[Part of a data file]
==========

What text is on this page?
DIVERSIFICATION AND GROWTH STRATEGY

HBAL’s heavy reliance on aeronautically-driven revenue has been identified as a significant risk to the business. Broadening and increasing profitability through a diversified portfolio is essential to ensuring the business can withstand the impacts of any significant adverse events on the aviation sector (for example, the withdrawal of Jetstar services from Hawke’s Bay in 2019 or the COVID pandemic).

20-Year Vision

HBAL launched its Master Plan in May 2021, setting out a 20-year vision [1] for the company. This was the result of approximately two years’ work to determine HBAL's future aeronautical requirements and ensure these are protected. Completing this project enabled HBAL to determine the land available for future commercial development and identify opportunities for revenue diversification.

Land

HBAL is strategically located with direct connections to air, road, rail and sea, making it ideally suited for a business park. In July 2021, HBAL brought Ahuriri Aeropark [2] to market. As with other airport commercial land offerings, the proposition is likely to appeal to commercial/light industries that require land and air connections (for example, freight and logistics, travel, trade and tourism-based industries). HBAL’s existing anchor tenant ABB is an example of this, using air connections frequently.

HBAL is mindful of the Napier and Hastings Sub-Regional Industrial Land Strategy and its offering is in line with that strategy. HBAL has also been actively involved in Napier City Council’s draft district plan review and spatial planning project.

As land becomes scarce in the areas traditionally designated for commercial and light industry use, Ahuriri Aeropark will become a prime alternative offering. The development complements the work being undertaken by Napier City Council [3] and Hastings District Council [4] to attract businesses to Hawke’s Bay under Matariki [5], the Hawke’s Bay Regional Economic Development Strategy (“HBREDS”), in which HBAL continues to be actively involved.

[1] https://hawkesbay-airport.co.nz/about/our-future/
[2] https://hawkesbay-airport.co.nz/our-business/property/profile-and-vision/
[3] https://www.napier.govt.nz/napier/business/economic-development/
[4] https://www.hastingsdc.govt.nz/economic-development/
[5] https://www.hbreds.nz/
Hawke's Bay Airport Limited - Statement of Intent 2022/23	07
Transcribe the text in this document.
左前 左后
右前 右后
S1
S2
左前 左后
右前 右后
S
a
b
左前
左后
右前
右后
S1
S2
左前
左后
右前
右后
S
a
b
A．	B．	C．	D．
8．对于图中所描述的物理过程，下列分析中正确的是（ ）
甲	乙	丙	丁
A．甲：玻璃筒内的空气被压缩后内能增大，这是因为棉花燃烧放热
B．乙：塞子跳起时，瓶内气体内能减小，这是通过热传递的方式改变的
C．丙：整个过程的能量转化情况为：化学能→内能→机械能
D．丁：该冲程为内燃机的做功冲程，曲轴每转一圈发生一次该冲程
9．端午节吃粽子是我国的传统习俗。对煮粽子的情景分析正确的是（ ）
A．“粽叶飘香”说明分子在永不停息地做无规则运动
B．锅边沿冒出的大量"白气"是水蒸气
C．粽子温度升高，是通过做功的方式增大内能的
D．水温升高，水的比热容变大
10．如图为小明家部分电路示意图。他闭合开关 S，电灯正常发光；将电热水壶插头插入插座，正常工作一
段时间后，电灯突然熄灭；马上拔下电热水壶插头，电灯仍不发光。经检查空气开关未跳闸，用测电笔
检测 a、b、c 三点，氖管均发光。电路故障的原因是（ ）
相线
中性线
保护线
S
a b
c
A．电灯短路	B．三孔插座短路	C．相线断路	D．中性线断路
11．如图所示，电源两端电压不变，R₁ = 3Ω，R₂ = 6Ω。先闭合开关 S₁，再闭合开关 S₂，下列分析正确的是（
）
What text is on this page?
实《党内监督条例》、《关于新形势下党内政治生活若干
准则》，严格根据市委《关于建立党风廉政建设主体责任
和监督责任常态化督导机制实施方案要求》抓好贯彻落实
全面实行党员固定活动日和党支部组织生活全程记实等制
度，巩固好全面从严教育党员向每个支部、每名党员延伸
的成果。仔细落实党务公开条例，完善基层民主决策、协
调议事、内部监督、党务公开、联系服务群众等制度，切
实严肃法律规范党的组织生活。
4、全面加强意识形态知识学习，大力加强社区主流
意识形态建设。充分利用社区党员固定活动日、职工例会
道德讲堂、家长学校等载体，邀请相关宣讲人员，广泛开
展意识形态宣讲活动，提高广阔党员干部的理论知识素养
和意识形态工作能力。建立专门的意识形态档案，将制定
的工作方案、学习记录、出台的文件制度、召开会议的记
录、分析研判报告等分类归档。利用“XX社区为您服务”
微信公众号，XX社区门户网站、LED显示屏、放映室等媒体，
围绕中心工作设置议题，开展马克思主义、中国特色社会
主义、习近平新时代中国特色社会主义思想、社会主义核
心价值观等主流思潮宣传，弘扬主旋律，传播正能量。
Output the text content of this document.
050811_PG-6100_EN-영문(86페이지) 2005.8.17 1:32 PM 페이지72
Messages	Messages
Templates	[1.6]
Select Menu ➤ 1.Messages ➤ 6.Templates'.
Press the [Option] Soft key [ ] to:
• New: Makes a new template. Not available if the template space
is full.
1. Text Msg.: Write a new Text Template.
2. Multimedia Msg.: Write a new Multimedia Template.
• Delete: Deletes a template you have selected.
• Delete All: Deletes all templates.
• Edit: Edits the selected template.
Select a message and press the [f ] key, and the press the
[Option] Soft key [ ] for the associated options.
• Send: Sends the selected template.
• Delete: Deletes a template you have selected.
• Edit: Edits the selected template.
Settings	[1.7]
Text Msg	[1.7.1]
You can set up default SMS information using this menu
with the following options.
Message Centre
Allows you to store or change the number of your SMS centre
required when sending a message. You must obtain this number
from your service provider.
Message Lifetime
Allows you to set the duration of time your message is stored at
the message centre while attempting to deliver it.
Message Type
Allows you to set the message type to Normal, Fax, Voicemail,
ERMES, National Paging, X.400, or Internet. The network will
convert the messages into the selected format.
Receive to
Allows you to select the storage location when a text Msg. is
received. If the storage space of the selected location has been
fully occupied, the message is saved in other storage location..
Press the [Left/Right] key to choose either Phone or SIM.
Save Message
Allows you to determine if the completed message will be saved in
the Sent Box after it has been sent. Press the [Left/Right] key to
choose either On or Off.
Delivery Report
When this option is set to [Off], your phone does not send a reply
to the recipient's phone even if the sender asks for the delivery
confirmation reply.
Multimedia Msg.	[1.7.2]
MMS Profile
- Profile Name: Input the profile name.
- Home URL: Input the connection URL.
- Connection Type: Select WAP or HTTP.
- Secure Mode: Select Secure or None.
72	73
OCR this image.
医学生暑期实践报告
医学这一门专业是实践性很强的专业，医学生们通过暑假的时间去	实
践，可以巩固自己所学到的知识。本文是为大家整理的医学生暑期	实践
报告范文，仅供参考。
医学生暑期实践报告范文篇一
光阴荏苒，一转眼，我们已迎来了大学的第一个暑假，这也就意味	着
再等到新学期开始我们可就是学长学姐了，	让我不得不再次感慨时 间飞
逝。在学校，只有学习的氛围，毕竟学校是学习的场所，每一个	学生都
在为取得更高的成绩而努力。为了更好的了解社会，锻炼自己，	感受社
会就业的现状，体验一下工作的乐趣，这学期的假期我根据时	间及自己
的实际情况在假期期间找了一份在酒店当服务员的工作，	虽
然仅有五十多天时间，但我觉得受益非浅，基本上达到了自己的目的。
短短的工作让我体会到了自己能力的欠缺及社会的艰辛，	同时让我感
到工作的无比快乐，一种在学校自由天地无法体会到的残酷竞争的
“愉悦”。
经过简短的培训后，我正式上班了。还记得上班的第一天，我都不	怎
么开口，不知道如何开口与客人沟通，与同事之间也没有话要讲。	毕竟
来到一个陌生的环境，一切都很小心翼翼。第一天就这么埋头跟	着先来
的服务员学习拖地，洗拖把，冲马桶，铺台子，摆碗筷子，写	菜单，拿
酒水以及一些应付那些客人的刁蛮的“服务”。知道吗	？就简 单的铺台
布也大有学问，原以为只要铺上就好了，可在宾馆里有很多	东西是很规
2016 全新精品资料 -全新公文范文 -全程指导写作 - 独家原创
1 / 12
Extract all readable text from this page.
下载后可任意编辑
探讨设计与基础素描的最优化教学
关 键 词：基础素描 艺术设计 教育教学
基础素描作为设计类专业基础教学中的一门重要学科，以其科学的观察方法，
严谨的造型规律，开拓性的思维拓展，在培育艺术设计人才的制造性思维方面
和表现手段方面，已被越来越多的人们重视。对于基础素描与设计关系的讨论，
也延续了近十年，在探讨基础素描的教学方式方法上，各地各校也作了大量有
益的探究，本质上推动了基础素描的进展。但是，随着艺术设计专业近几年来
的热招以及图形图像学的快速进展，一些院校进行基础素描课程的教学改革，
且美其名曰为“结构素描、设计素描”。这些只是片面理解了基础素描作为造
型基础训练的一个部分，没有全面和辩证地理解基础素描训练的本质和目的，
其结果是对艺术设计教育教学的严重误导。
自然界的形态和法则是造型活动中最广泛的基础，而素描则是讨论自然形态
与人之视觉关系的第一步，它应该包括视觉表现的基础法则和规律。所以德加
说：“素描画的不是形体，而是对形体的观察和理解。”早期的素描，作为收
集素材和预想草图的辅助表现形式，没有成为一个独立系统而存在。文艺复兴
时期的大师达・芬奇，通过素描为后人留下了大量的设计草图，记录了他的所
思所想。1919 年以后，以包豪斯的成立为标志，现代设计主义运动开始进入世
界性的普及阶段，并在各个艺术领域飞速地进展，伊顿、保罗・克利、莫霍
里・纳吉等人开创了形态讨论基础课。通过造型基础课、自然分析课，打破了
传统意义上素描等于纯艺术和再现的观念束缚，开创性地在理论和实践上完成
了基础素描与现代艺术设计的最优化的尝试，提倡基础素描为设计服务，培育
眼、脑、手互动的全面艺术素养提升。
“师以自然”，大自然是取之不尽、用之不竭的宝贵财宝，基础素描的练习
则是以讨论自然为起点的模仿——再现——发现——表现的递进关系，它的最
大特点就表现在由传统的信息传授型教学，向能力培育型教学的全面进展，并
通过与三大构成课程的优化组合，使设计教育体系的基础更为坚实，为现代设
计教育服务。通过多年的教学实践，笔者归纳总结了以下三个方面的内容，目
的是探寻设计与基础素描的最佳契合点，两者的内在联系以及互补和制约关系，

==========

Copy out every line in the entries above that holds "saved".

fully occupied, the message is saved in other storage location..
Allows you to determine if the completed message will be saved in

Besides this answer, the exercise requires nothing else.